• **EXERCISE AIM**: Write out every line of the data below word for word, with nothing added, dropped, or changed.

• **ROWS**:
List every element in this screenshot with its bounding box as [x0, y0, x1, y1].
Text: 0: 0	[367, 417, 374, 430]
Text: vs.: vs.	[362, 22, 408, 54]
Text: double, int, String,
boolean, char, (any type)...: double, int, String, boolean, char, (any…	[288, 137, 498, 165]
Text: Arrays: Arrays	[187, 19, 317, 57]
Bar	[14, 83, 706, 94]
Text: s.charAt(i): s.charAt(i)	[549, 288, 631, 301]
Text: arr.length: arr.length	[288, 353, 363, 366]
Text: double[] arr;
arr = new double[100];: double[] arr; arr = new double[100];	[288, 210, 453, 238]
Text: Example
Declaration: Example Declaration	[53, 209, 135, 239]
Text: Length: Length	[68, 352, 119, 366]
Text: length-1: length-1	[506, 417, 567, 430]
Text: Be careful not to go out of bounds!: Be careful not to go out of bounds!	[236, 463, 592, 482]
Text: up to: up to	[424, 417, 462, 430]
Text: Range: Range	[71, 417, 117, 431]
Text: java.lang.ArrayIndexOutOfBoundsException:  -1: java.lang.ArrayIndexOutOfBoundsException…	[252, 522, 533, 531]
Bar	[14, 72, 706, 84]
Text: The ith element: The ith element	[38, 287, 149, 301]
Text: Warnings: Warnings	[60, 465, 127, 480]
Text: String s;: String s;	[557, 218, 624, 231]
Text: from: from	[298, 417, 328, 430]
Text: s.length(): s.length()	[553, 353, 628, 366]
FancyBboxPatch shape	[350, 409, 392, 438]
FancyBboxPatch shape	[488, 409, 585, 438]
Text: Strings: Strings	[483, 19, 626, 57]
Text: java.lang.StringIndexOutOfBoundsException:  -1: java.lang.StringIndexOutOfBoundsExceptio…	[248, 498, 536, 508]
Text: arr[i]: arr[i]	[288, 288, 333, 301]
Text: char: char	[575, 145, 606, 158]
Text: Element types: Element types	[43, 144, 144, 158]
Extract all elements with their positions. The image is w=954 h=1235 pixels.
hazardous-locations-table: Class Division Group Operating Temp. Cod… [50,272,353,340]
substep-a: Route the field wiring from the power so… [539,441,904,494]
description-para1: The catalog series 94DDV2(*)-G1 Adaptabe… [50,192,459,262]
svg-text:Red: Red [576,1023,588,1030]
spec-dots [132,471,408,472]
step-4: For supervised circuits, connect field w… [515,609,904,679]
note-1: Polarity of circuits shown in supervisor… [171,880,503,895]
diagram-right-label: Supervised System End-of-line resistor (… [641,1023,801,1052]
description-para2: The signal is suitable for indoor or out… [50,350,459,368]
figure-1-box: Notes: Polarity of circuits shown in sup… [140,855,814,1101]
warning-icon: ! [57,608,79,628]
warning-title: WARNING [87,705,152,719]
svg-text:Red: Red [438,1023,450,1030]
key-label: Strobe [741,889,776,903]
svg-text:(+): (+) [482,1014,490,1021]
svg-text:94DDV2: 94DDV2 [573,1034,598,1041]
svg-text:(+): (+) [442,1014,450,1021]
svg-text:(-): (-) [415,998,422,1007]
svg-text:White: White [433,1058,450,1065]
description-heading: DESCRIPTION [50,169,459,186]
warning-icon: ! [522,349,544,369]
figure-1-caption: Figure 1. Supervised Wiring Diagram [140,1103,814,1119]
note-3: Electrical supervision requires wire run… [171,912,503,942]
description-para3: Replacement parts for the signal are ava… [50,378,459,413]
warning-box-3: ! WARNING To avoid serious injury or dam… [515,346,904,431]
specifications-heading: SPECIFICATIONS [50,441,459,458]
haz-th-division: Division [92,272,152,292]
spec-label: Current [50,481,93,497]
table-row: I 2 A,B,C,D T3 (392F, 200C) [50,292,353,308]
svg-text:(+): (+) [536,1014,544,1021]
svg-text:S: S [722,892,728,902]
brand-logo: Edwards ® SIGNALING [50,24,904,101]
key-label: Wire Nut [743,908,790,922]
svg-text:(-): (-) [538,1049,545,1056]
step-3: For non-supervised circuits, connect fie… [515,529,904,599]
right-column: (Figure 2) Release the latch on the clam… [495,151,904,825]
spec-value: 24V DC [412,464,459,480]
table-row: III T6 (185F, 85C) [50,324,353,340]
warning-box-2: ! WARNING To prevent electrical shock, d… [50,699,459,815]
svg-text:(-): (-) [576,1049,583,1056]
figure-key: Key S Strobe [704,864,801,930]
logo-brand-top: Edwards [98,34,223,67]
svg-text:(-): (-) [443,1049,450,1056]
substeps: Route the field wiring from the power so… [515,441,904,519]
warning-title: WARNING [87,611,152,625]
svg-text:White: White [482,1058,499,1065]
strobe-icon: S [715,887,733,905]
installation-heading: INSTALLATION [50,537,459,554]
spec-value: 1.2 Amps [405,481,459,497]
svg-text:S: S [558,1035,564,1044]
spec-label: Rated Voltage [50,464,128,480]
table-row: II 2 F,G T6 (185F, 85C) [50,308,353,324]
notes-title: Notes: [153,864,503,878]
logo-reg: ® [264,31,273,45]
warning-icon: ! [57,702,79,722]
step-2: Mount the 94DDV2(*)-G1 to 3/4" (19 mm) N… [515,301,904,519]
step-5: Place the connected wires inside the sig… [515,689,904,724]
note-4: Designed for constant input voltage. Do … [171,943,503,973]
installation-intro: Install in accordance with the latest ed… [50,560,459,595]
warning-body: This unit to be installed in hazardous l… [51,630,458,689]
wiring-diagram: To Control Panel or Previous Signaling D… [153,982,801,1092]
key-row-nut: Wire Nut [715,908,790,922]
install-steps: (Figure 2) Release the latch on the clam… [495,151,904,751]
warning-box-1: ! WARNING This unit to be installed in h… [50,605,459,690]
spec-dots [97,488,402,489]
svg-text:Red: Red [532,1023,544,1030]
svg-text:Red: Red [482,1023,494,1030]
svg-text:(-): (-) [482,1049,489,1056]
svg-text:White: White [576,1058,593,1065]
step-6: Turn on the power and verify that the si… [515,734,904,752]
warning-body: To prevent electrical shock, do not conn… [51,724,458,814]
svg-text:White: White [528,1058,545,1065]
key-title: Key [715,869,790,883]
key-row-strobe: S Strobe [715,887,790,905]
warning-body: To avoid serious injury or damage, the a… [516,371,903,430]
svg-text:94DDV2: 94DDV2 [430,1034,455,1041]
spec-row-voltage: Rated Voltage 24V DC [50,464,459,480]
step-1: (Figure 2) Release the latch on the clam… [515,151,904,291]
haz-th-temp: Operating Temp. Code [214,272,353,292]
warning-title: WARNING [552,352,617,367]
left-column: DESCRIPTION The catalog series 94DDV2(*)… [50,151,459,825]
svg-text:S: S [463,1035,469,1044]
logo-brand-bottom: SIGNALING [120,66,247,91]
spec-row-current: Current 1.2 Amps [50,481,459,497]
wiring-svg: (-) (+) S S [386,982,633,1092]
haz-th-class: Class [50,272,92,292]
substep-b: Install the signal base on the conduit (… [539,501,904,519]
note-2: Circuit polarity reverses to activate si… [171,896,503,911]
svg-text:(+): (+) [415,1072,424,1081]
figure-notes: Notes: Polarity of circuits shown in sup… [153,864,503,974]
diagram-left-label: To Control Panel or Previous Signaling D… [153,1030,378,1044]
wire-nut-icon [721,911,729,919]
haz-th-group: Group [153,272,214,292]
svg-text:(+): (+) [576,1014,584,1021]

• **FINAL RESULT**:
List every element in this screenshot with its bounding box as [x0, y0, x1, y1].
Text: 0: 0	[367, 417, 374, 430]
Text: vs.: vs.	[362, 22, 408, 54]
Text: double, int, String,
boolean, char, (any type)...: double, int, String, boolean, char, (any…	[288, 137, 498, 165]
Text: Arrays: Arrays	[187, 19, 317, 57]
Bar	[14, 83, 706, 94]
Text: s.charAt(i): s.charAt(i)	[549, 288, 631, 301]
Text: arr.length: arr.length	[288, 353, 363, 366]
Text: double[] arr;
arr = new double[100];: double[] arr; arr = new double[100];	[288, 210, 453, 238]
Text: Example
Declaration: Example Declaration	[53, 209, 135, 239]
Text: Length: Length	[68, 352, 119, 366]
Text: length-1: length-1	[506, 417, 567, 430]
Text: Be careful not to go out of bounds!: Be careful not to go out of bounds!	[236, 463, 592, 482]
Text: up to: up to	[424, 417, 462, 430]
Text: Range: Range	[71, 417, 117, 431]
Text: java.lang.ArrayIndexOutOfBoundsException:  -1: java.lang.ArrayIndexOutOfBoundsException…	[252, 522, 533, 531]
Bar	[14, 72, 706, 84]
Text: The ith element: The ith element	[38, 287, 149, 301]
Text: Warnings: Warnings	[60, 465, 127, 480]
Text: String s;: String s;	[557, 218, 624, 231]
Text: from: from	[298, 417, 328, 430]
Text: s.length(): s.length()	[553, 353, 628, 366]
FancyBboxPatch shape	[350, 409, 392, 438]
FancyBboxPatch shape	[488, 409, 585, 438]
Text: Strings: Strings	[483, 19, 626, 57]
Text: java.lang.StringIndexOutOfBoundsException:  -1: java.lang.StringIndexOutOfBoundsExceptio…	[248, 498, 536, 508]
Text: arr[i]: arr[i]	[288, 288, 333, 301]
Text: char: char	[575, 145, 606, 158]
Text: Element types: Element types	[43, 144, 144, 158]
Extract all elements with their positions. The image is w=954 h=1235 pixels.
hazardous-locations-table: Class Division Group Operating Temp. Cod… [50,272,353,340]
substep-a: Route the field wiring from the power so… [539,441,904,494]
description-para1: The catalog series 94DDV2(*)-G1 Adaptabe… [50,192,459,262]
svg-text:Red: Red [576,1023,588,1030]
spec-dots [132,471,408,472]
step-4: For supervised circuits, connect field w… [515,609,904,679]
note-1: Polarity of circuits shown in supervisor… [171,880,503,895]
diagram-right-label: Supervised System End-of-line resistor (… [641,1023,801,1052]
description-para2: The signal is suitable for indoor or out… [50,350,459,368]
figure-1-box: Notes: Polarity of circuits shown in sup… [140,855,814,1101]
warning-icon: ! [57,608,79,628]
warning-title: WARNING [87,705,152,719]
svg-text:Red: Red [438,1023,450,1030]
key-label: Strobe [741,889,776,903]
svg-text:(+): (+) [482,1014,490,1021]
svg-text:94DDV2: 94DDV2 [573,1034,598,1041]
svg-text:(+): (+) [442,1014,450,1021]
svg-text:(-): (-) [415,998,422,1007]
svg-text:White: White [433,1058,450,1065]
description-heading: DESCRIPTION [50,169,459,186]
warning-icon: ! [522,349,544,369]
figure-1-caption: Figure 1. Supervised Wiring Diagram [140,1103,814,1119]
note-3: Electrical supervision requires wire run… [171,912,503,942]
description-para3: Replacement parts for the signal are ava… [50,378,459,413]
warning-box-3: ! WARNING To avoid serious injury or dam… [515,346,904,431]
specifications-heading: SPECIFICATIONS [50,441,459,458]
haz-th-division: Division [92,272,152,292]
spec-label: Current [50,481,93,497]
table-row: I 2 A,B,C,D T3 (392F, 200C) [50,292,353,308]
svg-text:(+): (+) [536,1014,544,1021]
svg-text:S: S [722,892,728,902]
brand-logo: Edwards ® SIGNALING [50,24,904,101]
key-label: Wire Nut [743,908,790,922]
svg-text:(-): (-) [538,1049,545,1056]
step-3: For non-supervised circuits, connect fie… [515,529,904,599]
right-column: (Figure 2) Release the latch on the clam… [495,151,904,825]
spec-value: 24V DC [412,464,459,480]
table-row: III T6 (185F, 85C) [50,324,353,340]
warning-box-2: ! WARNING To prevent electrical shock, d… [50,699,459,815]
svg-text:(-): (-) [576,1049,583,1056]
figure-key: Key S Strobe [704,864,801,930]
logo-brand-top: Edwards [98,34,223,67]
svg-text:(-): (-) [443,1049,450,1056]
substeps: Route the field wiring from the power so… [515,441,904,519]
warning-title: WARNING [87,611,152,625]
svg-text:White: White [482,1058,499,1065]
strobe-icon: S [715,887,733,905]
installation-heading: INSTALLATION [50,537,459,554]
spec-value: 1.2 Amps [405,481,459,497]
svg-text:S: S [558,1035,564,1044]
spec-label: Rated Voltage [50,464,128,480]
table-row: II 2 F,G T6 (185F, 85C) [50,308,353,324]
notes-title: Notes: [153,864,503,878]
logo-reg: ® [264,31,273,45]
warning-icon: ! [57,702,79,722]
step-2: Mount the 94DDV2(*)-G1 to 3/4" (19 mm) N… [515,301,904,519]
step-5: Place the connected wires inside the sig… [515,689,904,724]
note-4: Designed for constant input voltage. Do … [171,943,503,973]
installation-intro: Install in accordance with the latest ed… [50,560,459,595]
warning-body: This unit to be installed in hazardous l… [51,630,458,689]
wiring-diagram: To Control Panel or Previous Signaling D… [153,982,801,1092]
key-row-nut: Wire Nut [715,908,790,922]
install-steps: (Figure 2) Release the latch on the clam… [495,151,904,751]
warning-box-1: ! WARNING This unit to be installed in h… [50,605,459,690]
spec-dots [97,488,402,489]
svg-text:Red: Red [532,1023,544,1030]
svg-text:Red: Red [482,1023,494,1030]
svg-text:(-): (-) [482,1049,489,1056]
svg-text:White: White [576,1058,593,1065]
step-6: Turn on the power and verify that the si… [515,734,904,752]
warning-body: To prevent electrical shock, do not conn… [51,724,458,814]
svg-text:White: White [528,1058,545,1065]
key-title: Key [715,869,790,883]
key-row-strobe: S Strobe [715,887,790,905]
warning-body: To avoid serious injury or damage, the a… [516,371,903,430]
svg-text:94DDV2: 94DDV2 [430,1034,455,1041]
spec-row-voltage: Rated Voltage 24V DC [50,464,459,480]
step-1: (Figure 2) Release the latch on the clam… [515,151,904,291]
haz-th-temp: Operating Temp. Code [214,272,353,292]
warning-title: WARNING [552,352,617,367]
left-column: DESCRIPTION The catalog series 94DDV2(*)… [50,151,459,825]
svg-text:S: S [463,1035,469,1044]
logo-brand-bottom: SIGNALING [120,66,247,91]
spec-row-current: Current 1.2 Amps [50,481,459,497]
wiring-svg: (-) (+) S S [386,982,633,1092]
haz-th-class: Class [50,272,92,292]
substep-b: Install the signal base on the conduit (… [539,501,904,519]
note-2: Circuit polarity reverses to activate si… [171,896,503,911]
svg-text:(+): (+) [415,1072,424,1081]
figure-notes: Notes: Polarity of circuits shown in sup… [153,864,503,974]
diagram-left-label: To Control Panel or Previous Signaling D… [153,1030,378,1044]
wire-nut-icon [721,911,729,919]
haz-th-group: Group [153,272,214,292]
svg-text:(+): (+) [576,1014,584,1021]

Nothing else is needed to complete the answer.